_Task details_
Write out the entries again exactly as they are given.

_Entries supplied_
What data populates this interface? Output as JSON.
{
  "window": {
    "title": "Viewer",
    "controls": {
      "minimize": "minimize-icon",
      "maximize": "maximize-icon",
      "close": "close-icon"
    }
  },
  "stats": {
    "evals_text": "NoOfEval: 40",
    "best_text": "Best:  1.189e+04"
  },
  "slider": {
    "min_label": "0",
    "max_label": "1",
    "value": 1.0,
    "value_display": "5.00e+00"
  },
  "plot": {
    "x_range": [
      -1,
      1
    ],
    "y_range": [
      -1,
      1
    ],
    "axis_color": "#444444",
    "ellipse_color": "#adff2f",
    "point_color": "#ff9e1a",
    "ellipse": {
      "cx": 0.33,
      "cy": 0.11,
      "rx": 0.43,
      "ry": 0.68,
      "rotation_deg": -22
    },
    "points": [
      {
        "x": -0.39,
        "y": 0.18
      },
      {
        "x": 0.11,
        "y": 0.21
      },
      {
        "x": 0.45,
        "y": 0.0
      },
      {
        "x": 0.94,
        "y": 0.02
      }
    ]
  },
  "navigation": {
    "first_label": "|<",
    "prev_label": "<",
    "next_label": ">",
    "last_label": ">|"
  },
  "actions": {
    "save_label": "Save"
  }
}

_Exercise answer_
What data populates this interface? Output as JSON.
{
  "window": {
    "title": "Viewer",
    "controls": {
      "minimize": "minimize-icon",
      "maximize": "maximize-icon",
      "close": "close-icon"
    }
  },
  "stats": {
    "evals_text": "NoOfEval: 40",
    "best_text": "Best:  1.189e+04"
  },
  "slider": {
    "min_label": "0",
    "max_label": "1",
    "value": 1.0,
    "value_display": "5.00e+00"
  },
  "plot": {
    "x_range": [
      -1,
      1
    ],
    "y_range": [
      -1,
      1
    ],
    "axis_color": "#444444",
    "ellipse_color": "#adff2f",
    "point_color": "#ff9e1a",
    "ellipse": {
      "cx": 0.33,
      "cy": 0.11,
      "rx": 0.43,
      "ry": 0.68,
      "rotation_deg": -22
    },
    "points": [
      {
        "x": -0.39,
        "y": 0.18
      },
      {
        "x": 0.11,
        "y": 0.21
      },
      {
        "x": 0.45,
        "y": 0.0
      },
      {
        "x": 0.94,
        "y": 0.02
      }
    ]
  },
  "navigation": {
    "first_label": "|<",
    "prev_label": "<",
    "next_label": ">",
    "last_label": ">|"
  },
  "actions": {
    "save_label": "Save"
  }
}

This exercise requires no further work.